TASK TO COMPLETE: For each line below that includes the word "nams", make a copy.

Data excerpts
>> start
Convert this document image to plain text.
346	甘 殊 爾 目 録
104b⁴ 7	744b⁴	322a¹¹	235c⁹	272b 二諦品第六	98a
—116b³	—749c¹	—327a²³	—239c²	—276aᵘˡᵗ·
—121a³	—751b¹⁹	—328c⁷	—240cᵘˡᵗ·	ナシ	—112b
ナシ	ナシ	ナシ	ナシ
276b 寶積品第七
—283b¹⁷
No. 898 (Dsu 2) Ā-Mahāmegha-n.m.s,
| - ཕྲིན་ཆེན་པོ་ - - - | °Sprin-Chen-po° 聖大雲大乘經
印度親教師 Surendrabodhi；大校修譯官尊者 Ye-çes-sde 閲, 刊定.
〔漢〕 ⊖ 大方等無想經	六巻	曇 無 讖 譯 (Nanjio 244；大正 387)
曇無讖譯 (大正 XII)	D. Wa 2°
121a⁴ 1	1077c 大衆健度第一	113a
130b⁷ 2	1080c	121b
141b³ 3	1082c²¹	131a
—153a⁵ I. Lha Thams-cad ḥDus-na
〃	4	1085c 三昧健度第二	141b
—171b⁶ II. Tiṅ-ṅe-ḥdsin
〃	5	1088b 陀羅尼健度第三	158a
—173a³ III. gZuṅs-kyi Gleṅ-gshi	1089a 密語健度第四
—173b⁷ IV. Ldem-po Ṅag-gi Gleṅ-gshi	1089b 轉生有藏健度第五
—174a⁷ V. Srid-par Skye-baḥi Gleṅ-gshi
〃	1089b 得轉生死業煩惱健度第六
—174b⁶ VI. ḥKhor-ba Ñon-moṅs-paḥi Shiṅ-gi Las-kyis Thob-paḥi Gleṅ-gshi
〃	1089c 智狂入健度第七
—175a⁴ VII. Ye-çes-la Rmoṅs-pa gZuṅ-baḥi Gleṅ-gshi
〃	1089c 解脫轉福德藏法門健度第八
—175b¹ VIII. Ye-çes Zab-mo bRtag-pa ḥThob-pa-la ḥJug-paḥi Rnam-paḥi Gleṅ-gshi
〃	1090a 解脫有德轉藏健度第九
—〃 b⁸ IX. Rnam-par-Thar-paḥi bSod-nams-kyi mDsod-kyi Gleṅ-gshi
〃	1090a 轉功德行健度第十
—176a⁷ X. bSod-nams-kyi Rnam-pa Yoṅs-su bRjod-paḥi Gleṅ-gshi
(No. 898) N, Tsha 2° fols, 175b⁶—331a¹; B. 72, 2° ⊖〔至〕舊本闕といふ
>> end
EXERCISE RESPONSE:
—〃 b⁸ IX. Rnam-par-Thar-paḥi bSod-nams-kyi mDsod-kyi Gleṅ-gshi
—176a⁷ X. bSod-nams-kyi Rnam-pa Yoṅs-su bRjod-paḥi Gleṅ-gshi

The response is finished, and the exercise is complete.